WHAT TO WORK ON:
**a)** Do these statements agree with the blog post below on rendering grids in XNA? (i) The indices array is allocated with a length of 2 * xRes * (yRes - 1). (ii) The author draws the grid with XNA's DrawUserPrimitives method. (iii) The post is the first one on the author's blog. Answer yes or no for each, quoting the words from the post that decide it.
**b)** What class members are declared in the Grid class in the blog post below on rendering grids in XNA? List every one of them.
**c)** How would the blog post below on rendering grids in XNA go on after its last sentence? Write the next part of the post.

EXTRACTED TEXT:

#####

Monday, March 21, 2011

Rendering Regular Grids on XNA

First of all credits to the thought process and article of Dan Lecocq. In this very first post of my blog about this and that, I would like to keep things easy for me and provide an implementation of rendering regular 2D grids in XNA.

In my Grid class, I have the following class members:


// The 2-D array to hold the height values at grid points.
double[,] height;

// x-resolution and y-resolution of the 2D grid.
int xRes;
int yRes;

// the difference in x and y-direction of
// two successive grid points.
double xStep;
double yStep;

// Vertex position, color, and index arrays.
VertexPositionColor[] vertices;
int[] indices;


As you can guess, I have used XNA's DrawUserIndexedPrimitive method. The data is allocated in the constructor as follows:


public Grid(int nX, int nY, double x_Length, double y_Length)
{
height = new double[nX, nY];

xRes = nX;
yRes = nY;

xStep = x_Length / (double)nX;
yStep = y_Length / (double)nY;

vertices = new VertexPositionColor[xRes * yRes];
indices = new int[2 * xRes * (yRes - 1)];

InitVertexBuffer();
}


The real deal is initializing the vertex buffer, especially the index information.

#####

ENTRIES PROVIDED:
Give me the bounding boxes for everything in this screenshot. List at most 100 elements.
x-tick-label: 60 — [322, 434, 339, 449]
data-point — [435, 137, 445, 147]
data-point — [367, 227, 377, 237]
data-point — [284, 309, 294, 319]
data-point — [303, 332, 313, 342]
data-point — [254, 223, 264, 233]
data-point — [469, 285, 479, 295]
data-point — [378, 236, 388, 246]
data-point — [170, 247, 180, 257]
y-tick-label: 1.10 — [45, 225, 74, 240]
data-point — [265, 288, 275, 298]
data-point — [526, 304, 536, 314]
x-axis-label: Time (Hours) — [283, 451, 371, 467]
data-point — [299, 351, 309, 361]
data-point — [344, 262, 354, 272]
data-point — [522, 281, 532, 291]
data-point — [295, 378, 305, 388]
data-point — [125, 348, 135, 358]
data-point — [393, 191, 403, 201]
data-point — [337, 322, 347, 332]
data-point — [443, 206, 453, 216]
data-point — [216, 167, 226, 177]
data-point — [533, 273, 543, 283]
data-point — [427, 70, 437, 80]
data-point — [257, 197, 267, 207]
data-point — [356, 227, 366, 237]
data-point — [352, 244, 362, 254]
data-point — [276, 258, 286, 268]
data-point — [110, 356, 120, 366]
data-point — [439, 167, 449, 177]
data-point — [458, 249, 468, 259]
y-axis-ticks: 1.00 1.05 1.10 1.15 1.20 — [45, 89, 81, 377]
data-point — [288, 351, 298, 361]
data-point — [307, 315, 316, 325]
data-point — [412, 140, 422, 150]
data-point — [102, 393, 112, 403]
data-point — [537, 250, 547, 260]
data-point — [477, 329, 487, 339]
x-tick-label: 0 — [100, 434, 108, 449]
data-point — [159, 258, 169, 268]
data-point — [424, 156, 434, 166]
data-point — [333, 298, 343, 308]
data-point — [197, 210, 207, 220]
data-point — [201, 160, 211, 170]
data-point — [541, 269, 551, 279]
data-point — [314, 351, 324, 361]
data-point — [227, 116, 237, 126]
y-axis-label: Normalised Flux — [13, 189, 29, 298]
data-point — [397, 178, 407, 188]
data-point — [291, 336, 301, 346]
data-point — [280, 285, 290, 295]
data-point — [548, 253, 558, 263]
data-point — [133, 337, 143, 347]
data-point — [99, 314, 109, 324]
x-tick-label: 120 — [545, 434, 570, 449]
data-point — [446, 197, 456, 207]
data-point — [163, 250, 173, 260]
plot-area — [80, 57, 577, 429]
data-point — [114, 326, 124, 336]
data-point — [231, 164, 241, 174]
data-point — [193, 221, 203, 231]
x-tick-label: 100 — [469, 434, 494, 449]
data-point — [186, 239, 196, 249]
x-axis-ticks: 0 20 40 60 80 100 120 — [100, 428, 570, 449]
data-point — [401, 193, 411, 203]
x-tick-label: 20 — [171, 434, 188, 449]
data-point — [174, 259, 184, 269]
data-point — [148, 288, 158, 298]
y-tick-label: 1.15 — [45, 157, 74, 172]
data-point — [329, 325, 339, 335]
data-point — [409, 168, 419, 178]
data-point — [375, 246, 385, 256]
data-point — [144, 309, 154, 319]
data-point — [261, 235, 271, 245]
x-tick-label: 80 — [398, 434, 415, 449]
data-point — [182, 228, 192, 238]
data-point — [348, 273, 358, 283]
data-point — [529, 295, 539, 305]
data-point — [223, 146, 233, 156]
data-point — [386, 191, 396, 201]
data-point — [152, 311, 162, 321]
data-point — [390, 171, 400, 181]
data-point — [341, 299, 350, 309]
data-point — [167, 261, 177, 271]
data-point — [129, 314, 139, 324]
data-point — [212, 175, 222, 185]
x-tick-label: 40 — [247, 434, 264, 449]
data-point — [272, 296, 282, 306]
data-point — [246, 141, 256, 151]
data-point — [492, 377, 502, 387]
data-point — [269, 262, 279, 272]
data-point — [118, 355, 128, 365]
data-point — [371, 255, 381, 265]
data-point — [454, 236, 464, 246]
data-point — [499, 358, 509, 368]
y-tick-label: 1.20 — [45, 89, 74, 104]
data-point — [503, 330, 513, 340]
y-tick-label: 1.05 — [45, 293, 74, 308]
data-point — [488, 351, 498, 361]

#####

REPLIES:
**a)**
(i) Yes: "indices = new int[2 * xRes * (yRes - 1)];"
(ii) No: "I have used XNA's DrawUserIndexedPrimitive method."
(iii) Yes: "In this very first post of my blog about this and that"

**b)** height, xRes, yRes, xStep, yStep, vertices, indices

**c)**
private void InitVertexBuffer()
{
// First initialize vertex buffer
for (int j = 0; j < yRes; j++)
{
for (int i = 0; i < xRes; i++)
{
vertices[j * xRes + i] =
new VertexPositionColor(new Vector3((float)(i * xStep), (float)(j * yStep), (float)(height[i, j])),
new Color(0f, 0.9f, 0.9f, 0.6f)); // Of course give it any color you want...
}
}

// Now initialize indices
int index = 0;
for (int j = 0; j < yRes - 1; j++)
{
int toSub = j % 2 == 0 ? (xRes - 1) : (xRes + 1);

for (int i = 0; i < xRes; i++)
{
indices[j * 2 * xRes + i * 2] = index;
index += xRes;
indices[j * 2 * xRes + i * 2 + 1] = index;
index -= toSub;
}
index += toSub;
}
}


And finally, rendering of the grid:


public void DrawGrid(GraphicsDevice graphicsDevice)
{
graphicsDevice.DrawUserIndexedPrimitives
(PrimitiveType.TriangleStrip,
vertices,
0,
xRes * yRes,
indices,
0,
(xRes) * (yRes - 1) * 2 - 2);
}


So, you have setup your Game class, added your Grid class, and hit F5. What? Displaying strips instead of the whole grid? If I were you, I would check back face culling :).

That's it, hope it will help anyone out there!